→ **Your goal**:
Without omitting anything, return the records precisely as given.

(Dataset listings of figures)
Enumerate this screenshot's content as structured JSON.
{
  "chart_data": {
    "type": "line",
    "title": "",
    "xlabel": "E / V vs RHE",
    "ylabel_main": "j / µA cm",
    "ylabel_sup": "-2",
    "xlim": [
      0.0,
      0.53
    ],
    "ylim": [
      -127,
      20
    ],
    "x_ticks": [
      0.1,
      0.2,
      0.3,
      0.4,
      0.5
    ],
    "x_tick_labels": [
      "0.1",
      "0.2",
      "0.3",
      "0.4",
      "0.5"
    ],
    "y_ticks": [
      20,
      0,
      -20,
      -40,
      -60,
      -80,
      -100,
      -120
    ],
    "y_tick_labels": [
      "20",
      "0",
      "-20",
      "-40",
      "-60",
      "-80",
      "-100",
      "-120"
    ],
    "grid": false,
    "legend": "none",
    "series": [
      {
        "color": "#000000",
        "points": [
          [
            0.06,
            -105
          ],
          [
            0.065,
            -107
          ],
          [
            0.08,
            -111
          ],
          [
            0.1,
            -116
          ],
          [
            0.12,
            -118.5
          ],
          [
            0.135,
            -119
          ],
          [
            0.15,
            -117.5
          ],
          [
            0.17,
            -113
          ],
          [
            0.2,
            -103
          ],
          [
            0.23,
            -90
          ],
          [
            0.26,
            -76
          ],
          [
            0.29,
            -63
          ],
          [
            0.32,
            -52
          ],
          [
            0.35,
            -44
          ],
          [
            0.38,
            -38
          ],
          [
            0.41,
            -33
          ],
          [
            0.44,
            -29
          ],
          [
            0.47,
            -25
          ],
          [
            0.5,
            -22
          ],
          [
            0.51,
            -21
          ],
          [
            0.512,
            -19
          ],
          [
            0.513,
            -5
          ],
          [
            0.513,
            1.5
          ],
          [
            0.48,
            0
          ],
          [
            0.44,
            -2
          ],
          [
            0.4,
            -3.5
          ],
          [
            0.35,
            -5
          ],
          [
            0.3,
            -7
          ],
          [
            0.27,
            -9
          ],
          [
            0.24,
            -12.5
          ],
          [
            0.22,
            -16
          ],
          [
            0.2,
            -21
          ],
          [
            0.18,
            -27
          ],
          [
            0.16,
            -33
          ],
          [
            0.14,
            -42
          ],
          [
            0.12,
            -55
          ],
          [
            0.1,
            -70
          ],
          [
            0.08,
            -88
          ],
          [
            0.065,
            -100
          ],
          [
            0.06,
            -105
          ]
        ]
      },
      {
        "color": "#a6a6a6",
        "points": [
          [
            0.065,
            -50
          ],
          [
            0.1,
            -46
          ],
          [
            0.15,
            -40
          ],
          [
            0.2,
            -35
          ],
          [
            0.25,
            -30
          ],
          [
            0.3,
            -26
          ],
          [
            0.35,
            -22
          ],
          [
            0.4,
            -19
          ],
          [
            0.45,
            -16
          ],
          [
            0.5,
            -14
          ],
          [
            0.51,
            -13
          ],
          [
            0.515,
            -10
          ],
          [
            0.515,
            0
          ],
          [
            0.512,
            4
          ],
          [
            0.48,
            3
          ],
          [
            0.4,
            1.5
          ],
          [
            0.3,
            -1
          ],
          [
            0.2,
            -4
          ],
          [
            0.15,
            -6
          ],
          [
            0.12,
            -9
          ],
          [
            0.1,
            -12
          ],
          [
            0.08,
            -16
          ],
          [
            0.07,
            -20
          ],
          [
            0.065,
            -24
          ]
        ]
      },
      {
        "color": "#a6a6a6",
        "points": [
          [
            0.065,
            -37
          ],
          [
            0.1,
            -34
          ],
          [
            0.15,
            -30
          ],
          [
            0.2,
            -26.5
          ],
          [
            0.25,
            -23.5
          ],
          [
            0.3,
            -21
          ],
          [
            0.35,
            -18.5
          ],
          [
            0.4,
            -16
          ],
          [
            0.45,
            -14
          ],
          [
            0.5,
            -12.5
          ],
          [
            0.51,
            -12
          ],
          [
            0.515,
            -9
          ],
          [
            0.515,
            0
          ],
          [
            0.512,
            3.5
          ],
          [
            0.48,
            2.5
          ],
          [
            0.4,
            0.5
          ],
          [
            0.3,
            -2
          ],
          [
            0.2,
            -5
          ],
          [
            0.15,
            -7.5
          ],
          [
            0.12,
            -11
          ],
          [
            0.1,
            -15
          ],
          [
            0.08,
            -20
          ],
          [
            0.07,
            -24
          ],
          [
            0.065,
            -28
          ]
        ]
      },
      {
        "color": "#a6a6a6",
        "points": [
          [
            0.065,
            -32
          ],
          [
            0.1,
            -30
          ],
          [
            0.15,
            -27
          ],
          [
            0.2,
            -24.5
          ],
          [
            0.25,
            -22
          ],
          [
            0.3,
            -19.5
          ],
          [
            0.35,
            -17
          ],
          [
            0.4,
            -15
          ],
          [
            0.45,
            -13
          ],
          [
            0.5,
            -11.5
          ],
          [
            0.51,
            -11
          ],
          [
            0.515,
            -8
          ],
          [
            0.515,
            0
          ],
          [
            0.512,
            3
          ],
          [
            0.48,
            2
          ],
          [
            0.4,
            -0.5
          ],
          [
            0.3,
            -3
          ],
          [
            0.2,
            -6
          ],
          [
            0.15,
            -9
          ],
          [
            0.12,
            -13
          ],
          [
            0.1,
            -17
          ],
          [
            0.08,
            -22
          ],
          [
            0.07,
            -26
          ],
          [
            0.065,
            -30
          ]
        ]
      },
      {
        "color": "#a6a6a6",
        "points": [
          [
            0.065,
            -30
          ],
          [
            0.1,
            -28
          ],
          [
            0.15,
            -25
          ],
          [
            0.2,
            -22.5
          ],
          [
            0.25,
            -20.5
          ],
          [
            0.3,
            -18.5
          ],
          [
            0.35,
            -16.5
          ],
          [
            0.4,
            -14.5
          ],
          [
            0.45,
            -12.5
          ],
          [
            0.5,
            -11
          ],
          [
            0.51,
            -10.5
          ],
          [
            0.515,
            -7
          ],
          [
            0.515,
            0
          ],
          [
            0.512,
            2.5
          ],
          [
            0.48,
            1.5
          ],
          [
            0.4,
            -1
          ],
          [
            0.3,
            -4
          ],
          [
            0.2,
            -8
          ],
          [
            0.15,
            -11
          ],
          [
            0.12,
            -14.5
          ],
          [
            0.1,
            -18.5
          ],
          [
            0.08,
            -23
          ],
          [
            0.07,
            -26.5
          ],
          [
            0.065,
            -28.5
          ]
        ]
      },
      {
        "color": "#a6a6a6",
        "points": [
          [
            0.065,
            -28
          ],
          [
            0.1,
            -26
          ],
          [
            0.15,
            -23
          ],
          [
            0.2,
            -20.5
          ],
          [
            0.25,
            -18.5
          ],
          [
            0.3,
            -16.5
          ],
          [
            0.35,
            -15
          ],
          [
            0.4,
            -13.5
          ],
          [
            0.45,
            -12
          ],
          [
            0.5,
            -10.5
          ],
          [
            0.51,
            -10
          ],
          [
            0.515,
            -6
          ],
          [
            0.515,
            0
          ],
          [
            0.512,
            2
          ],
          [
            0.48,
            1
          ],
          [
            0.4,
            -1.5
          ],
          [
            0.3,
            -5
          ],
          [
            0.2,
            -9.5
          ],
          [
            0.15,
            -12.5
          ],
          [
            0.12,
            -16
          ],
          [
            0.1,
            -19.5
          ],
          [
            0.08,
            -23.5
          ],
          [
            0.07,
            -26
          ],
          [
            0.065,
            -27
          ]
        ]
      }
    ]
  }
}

→ **Completed task**:
Enumerate this screenshot's content as structured JSON.
{
  "chart_data": {
    "type": "line",
    "title": "",
    "xlabel": "E / V vs RHE",
    "ylabel_main": "j / µA cm",
    "ylabel_sup": "-2",
    "xlim": [
      0.0,
      0.53
    ],
    "ylim": [
      -127,
      20
    ],
    "x_ticks": [
      0.1,
      0.2,
      0.3,
      0.4,
      0.5
    ],
    "x_tick_labels": [
      "0.1",
      "0.2",
      "0.3",
      "0.4",
      "0.5"
    ],
    "y_ticks": [
      20,
      0,
      -20,
      -40,
      -60,
      -80,
      -100,
      -120
    ],
    "y_tick_labels": [
      "20",
      "0",
      "-20",
      "-40",
      "-60",
      "-80",
      "-100",
      "-120"
    ],
    "grid": false,
    "legend": "none",
    "series": [
      {
        "color": "#000000",
        "points": [
          [
            0.06,
            -105
          ],
          [
            0.065,
            -107
          ],
          [
            0.08,
            -111
          ],
          [
            0.1,
            -116
          ],
          [
            0.12,
            -118.5
          ],
          [
            0.135,
            -119
          ],
          [
            0.15,
            -117.5
          ],
          [
            0.17,
            -113
          ],
          [
            0.2,
            -103
          ],
          [
            0.23,
            -90
          ],
          [
            0.26,
            -76
          ],
          [
            0.29,
            -63
          ],
          [
            0.32,
            -52
          ],
          [
            0.35,
            -44
          ],
          [
            0.38,
            -38
          ],
          [
            0.41,
            -33
          ],
          [
            0.44,
            -29
          ],
          [
            0.47,
            -25
          ],
          [
            0.5,
            -22
          ],
          [
            0.51,
            -21
          ],
          [
            0.512,
            -19
          ],
          [
            0.513,
            -5
          ],
          [
            0.513,
            1.5
          ],
          [
            0.48,
            0
          ],
          [
            0.44,
            -2
          ],
          [
            0.4,
            -3.5
          ],
          [
            0.35,
            -5
          ],
          [
            0.3,
            -7
          ],
          [
            0.27,
            -9
          ],
          [
            0.24,
            -12.5
          ],
          [
            0.22,
            -16
          ],
          [
            0.2,
            -21
          ],
          [
            0.18,
            -27
          ],
          [
            0.16,
            -33
          ],
          [
            0.14,
            -42
          ],
          [
            0.12,
            -55
          ],
          [
            0.1,
            -70
          ],
          [
            0.08,
            -88
          ],
          [
            0.065,
            -100
          ],
          [
            0.06,
            -105
          ]
        ]
      },
      {
        "color": "#a6a6a6",
        "points": [
          [
            0.065,
            -50
          ],
          [
            0.1,
            -46
          ],
          [
            0.15,
            -40
          ],
          [
            0.2,
            -35
          ],
          [
            0.25,
            -30
          ],
          [
            0.3,
            -26
          ],
          [
            0.35,
            -22
          ],
          [
            0.4,
            -19
          ],
          [
            0.45,
            -16
          ],
          [
            0.5,
            -14
          ],
          [
            0.51,
            -13
          ],
          [
            0.515,
            -10
          ],
          [
            0.515,
            0
          ],
          [
            0.512,
            4
          ],
          [
            0.48,
            3
          ],
          [
            0.4,
            1.5
          ],
          [
            0.3,
            -1
          ],
          [
            0.2,
            -4
          ],
          [
            0.15,
            -6
          ],
          [
            0.12,
            -9
          ],
          [
            0.1,
            -12
          ],
          [
            0.08,
            -16
          ],
          [
            0.07,
            -20
          ],
          [
            0.065,
            -24
          ]
        ]
      },
      {
        "color": "#a6a6a6",
        "points": [
          [
            0.065,
            -37
          ],
          [
            0.1,
            -34
          ],
          [
            0.15,
            -30
          ],
          [
            0.2,
            -26.5
          ],
          [
            0.25,
            -23.5
          ],
          [
            0.3,
            -21
          ],
          [
            0.35,
            -18.5
          ],
          [
            0.4,
            -16
          ],
          [
            0.45,
            -14
          ],
          [
            0.5,
            -12.5
          ],
          [
            0.51,
            -12
          ],
          [
            0.515,
            -9
          ],
          [
            0.515,
            0
          ],
          [
            0.512,
            3.5
          ],
          [
            0.48,
            2.5
          ],
          [
            0.4,
            0.5
          ],
          [
            0.3,
            -2
          ],
          [
            0.2,
            -5
          ],
          [
            0.15,
            -7.5
          ],
          [
            0.12,
            -11
          ],
          [
            0.1,
            -15
          ],
          [
            0.08,
            -20
          ],
          [
            0.07,
            -24
          ],
          [
            0.065,
            -28
          ]
        ]
      },
      {
        "color": "#a6a6a6",
        "points": [
          [
            0.065,
            -32
          ],
          [
            0.1,
            -30
          ],
          [
            0.15,
            -27
          ],
          [
            0.2,
            -24.5
          ],
          [
            0.25,
            -22
          ],
          [
            0.3,
            -19.5
          ],
          [
            0.35,
            -17
          ],
          [
            0.4,
            -15
          ],
          [
            0.45,
            -13
          ],
          [
            0.5,
            -11.5
          ],
          [
            0.51,
            -11
          ],
          [
            0.515,
            -8
          ],
          [
            0.515,
            0
          ],
          [
            0.512,
            3
          ],
          [
            0.48,
            2
          ],
          [
            0.4,
            -0.5
          ],
          [
            0.3,
            -3
          ],
          [
            0.2,
            -6
          ],
          [
            0.15,
            -9
          ],
          [
            0.12,
            -13
          ],
          [
            0.1,
            -17
          ],
          [
            0.08,
            -22
          ],
          [
            0.07,
            -26
          ],
          [
            0.065,
            -30
          ]
        ]
      },
      {
        "color": "#a6a6a6",
        "points": [
          [
            0.065,
            -30
          ],
          [
            0.1,
            -28
          ],
          [
            0.15,
            -25
          ],
          [
            0.2,
            -22.5
          ],
          [
            0.25,
            -20.5
          ],
          [
            0.3,
            -18.5
          ],
          [
            0.35,
            -16.5
          ],
          [
            0.4,
            -14.5
          ],
          [
            0.45,
            -12.5
          ],
          [
            0.5,
            -11
          ],
          [
            0.51,
            -10.5
          ],
          [
            0.515,
            -7
          ],
          [
            0.515,
            0
          ],
          [
            0.512,
            2.5
          ],
          [
            0.48,
            1.5
          ],
          [
            0.4,
            -1
          ],
          [
            0.3,
            -4
          ],
          [
            0.2,
            -8
          ],
          [
            0.15,
            -11
          ],
          [
            0.12,
            -14.5
          ],
          [
            0.1,
            -18.5
          ],
          [
            0.08,
            -23
          ],
          [
            0.07,
            -26.5
          ],
          [
            0.065,
            -28.5
          ]
        ]
      },
      {
        "color": "#a6a6a6",
        "points": [
          [
            0.065,
            -28
          ],
          [
            0.1,
            -26
          ],
          [
            0.15,
            -23
          ],
          [
            0.2,
            -20.5
          ],
          [
            0.25,
            -18.5
          ],
          [
            0.3,
            -16.5
          ],
          [
            0.35,
            -15
          ],
          [
            0.4,
            -13.5
          ],
          [
            0.45,
            -12
          ],
          [
            0.5,
            -10.5
          ],
          [
            0.51,
            -10
          ],
          [
            0.515,
            -6
          ],
          [
            0.515,
            0
          ],
          [
            0.512,
            2
          ],
          [
            0.48,
            1
          ],
          [
            0.4,
            -1.5
          ],
          [
            0.3,
            -5
          ],
          [
            0.2,
            -9.5
          ],
          [
            0.15,
            -12.5
          ],
          [
            0.12,
            -16
          ],
          [
            0.1,
            -19.5
          ],
          [
            0.08,
            -23.5
          ],
          [
            0.07,
            -26
          ],
          [
            0.065,
            -27
          ]
        ]
      }
    ]
  }
}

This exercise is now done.